● Work required:
All entries are to be given again verbatim.

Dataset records
## START
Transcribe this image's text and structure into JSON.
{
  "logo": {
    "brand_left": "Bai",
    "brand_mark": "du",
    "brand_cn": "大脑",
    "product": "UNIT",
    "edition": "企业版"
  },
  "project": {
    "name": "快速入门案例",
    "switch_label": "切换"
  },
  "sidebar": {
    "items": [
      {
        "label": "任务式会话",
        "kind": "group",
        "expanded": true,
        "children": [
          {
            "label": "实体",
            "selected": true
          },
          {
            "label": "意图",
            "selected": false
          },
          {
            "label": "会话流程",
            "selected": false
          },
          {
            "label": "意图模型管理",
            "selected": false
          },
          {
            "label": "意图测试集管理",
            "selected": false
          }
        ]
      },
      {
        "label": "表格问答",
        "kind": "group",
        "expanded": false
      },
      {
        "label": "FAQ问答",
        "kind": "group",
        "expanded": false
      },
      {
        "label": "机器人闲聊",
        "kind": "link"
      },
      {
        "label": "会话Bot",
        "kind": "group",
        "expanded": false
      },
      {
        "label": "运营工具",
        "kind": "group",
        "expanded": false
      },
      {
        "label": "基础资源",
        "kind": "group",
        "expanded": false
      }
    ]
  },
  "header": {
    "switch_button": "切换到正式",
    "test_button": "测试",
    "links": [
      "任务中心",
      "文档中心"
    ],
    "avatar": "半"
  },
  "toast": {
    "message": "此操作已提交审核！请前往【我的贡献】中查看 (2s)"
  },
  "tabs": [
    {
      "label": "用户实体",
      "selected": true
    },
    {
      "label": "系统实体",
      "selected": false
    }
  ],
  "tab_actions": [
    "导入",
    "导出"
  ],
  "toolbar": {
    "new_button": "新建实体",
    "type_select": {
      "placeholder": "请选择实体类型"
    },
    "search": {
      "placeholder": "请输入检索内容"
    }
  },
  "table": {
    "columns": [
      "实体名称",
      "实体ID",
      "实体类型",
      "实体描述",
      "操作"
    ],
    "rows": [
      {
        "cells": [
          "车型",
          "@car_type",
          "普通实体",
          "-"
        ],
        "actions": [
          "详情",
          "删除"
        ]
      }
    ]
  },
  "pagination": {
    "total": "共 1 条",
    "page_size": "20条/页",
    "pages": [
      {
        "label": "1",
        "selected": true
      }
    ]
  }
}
## END
● Complete output:
Transcribe this image's text and structure into JSON.
{
  "logo": {
    "brand_left": "Bai",
    "brand_mark": "du",
    "brand_cn": "大脑",
    "product": "UNIT",
    "edition": "企业版"
  },
  "project": {
    "name": "快速入门案例",
    "switch_label": "切换"
  },
  "sidebar": {
    "items": [
      {
        "label": "任务式会话",
        "kind": "group",
        "expanded": true,
        "children": [
          {
            "label": "实体",
            "selected": true
          },
          {
            "label": "意图",
            "selected": false
          },
          {
            "label": "会话流程",
            "selected": false
          },
          {
            "label": "意图模型管理",
            "selected": false
          },
          {
            "label": "意图测试集管理",
            "selected": false
          }
        ]
      },
      {
        "label": "表格问答",
        "kind": "group",
        "expanded": false
      },
      {
        "label": "FAQ问答",
        "kind": "group",
        "expanded": false
      },
      {
        "label": "机器人闲聊",
        "kind": "link"
      },
      {
        "label": "会话Bot",
        "kind": "group",
        "expanded": false
      },
      {
        "label": "运营工具",
        "kind": "group",
        "expanded": false
      },
      {
        "label": "基础资源",
        "kind": "group",
        "expanded": false
      }
    ]
  },
  "header": {
    "switch_button": "切换到正式",
    "test_button": "测试",
    "links": [
      "任务中心",
      "文档中心"
    ],
    "avatar": "半"
  },
  "toast": {
    "message": "此操作已提交审核！请前往【我的贡献】中查看 (2s)"
  },
  "tabs": [
    {
      "label": "用户实体",
      "selected": true
    },
    {
      "label": "系统实体",
      "selected": false
    }
  ],
  "tab_actions": [
    "导入",
    "导出"
  ],
  "toolbar": {
    "new_button": "新建实体",
    "type_select": {
      "placeholder": "请选择实体类型"
    },
    "search": {
      "placeholder": "请输入检索内容"
    }
  },
  "table": {
    "columns": [
      "实体名称",
      "实体ID",
      "实体类型",
      "实体描述",
      "操作"
    ],
    "rows": [
      {
        "cells": [
          "车型",
          "@car_type",
          "普通实体",
          "-"
        ],
        "actions": [
          "详情",
          "删除"
        ]
      }
    ]
  },
  "pagination": {
    "total": "共 1 条",
    "page_size": "20条/页",
    "pages": [
      {
        "label": "1",
        "selected": true
      }
    ]
  }
}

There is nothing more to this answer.